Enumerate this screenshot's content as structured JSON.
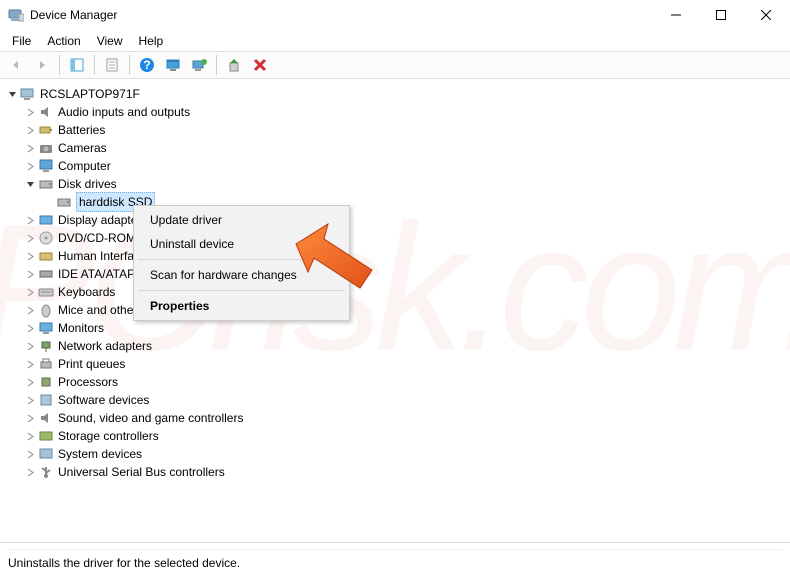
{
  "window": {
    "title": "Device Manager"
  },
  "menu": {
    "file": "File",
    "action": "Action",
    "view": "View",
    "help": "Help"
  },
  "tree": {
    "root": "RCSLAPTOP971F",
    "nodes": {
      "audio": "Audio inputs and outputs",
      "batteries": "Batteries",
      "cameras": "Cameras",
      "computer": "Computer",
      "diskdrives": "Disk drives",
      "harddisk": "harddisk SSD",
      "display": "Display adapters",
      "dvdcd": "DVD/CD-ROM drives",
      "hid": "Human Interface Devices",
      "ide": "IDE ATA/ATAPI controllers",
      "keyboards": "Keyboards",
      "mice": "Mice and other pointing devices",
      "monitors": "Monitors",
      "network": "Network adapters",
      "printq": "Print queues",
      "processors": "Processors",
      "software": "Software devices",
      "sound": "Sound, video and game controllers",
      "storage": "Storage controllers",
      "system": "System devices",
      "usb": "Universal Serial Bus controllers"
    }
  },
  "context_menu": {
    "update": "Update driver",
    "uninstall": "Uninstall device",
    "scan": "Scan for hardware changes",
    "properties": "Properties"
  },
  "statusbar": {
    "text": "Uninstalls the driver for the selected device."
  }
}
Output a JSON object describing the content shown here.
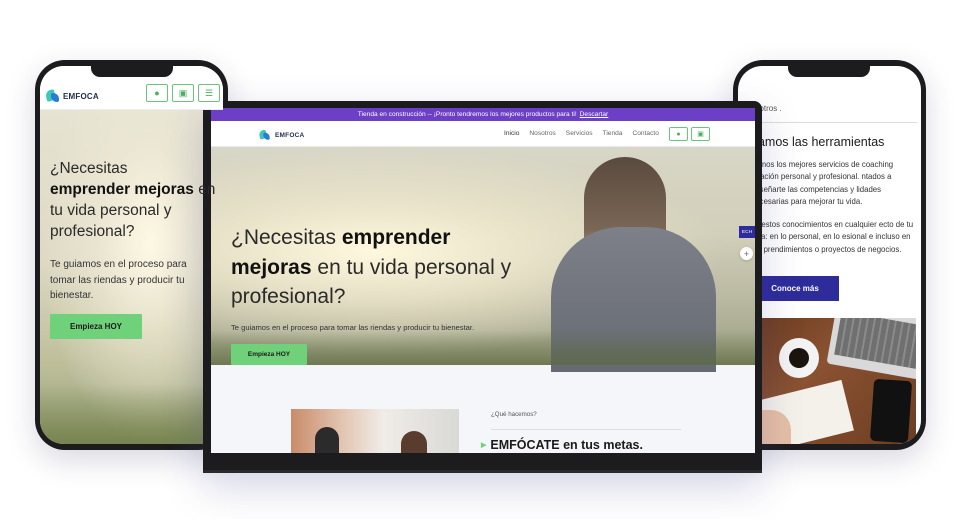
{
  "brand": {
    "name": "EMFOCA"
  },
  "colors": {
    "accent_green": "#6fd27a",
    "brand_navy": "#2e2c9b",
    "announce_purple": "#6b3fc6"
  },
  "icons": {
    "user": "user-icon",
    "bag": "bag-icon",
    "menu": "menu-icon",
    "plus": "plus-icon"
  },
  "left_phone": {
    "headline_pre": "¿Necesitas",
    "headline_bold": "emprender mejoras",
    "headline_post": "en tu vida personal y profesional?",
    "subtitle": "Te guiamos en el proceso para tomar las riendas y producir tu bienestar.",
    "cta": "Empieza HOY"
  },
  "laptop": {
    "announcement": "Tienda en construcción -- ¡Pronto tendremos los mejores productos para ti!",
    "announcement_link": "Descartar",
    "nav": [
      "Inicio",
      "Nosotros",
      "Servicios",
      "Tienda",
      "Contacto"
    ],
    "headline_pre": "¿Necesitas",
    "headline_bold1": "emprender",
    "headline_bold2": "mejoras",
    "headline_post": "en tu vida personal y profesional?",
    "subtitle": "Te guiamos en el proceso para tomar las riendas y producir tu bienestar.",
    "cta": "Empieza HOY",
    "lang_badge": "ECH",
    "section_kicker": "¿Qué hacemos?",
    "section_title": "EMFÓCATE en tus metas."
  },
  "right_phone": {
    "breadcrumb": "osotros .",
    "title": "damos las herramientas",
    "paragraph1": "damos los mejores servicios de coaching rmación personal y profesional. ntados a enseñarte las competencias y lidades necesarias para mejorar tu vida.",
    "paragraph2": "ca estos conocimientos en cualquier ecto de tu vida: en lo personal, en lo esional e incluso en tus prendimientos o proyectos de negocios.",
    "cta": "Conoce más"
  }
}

▸ Goal:
Beginning at the line with "Output a JSON" and ending at the last line of the listing above, retype each line exactly, including those two lines. Leave the pictures out.

▸ Output for this exercise:
Output a JSON object describing the content shown here.
{
  "brand": {
    "name": "EMFOCA"
  },
  "colors": {
    "accent_green": "#6fd27a",
    "brand_navy": "#2e2c9b",
    "announce_purple": "#6b3fc6"
  },
  "icons": {
    "user": "user-icon",
    "bag": "bag-icon",
    "menu": "menu-icon",
    "plus": "plus-icon"
  },
  "left_phone": {
    "headline_pre": "¿Necesitas",
    "headline_bold": "emprender mejoras",
    "headline_post": "en tu vida personal y profesional?",
    "subtitle": "Te guiamos en el proceso para tomar las riendas y producir tu bienestar.",
    "cta": "Empieza HOY"
  },
  "laptop": {
    "announcement": "Tienda en construcción -- ¡Pronto tendremos los mejores productos para ti!",
    "announcement_link": "Descartar",
    "nav": [
      "Inicio",
      "Nosotros",
      "Servicios",
      "Tienda",
      "Contacto"
    ],
    "headline_pre": "¿Necesitas",
    "headline_bold1": "emprender",
    "headline_bold2": "mejoras",
    "headline_post": "en tu vida personal y profesional?",
    "subtitle": "Te guiamos en el proceso para tomar las riendas y producir tu bienestar.",
    "cta": "Empieza HOY",
    "lang_badge": "ECH",
    "section_kicker": "¿Qué hacemos?",
    "section_title": "EMFÓCATE en tus metas."
  },
  "right_phone": {
    "breadcrumb": "osotros .",
    "title": "damos las herramientas",
    "paragraph1": "damos los mejores servicios de coaching rmación personal y profesional. ntados a enseñarte las competencias y lidades necesarias para mejorar tu vida.",
    "paragraph2": "ca estos conocimientos en cualquier ecto de tu vida: en lo personal, en lo esional e incluso en tus prendimientos o proyectos de negocios.",
    "cta": "Conoce más"
  }
}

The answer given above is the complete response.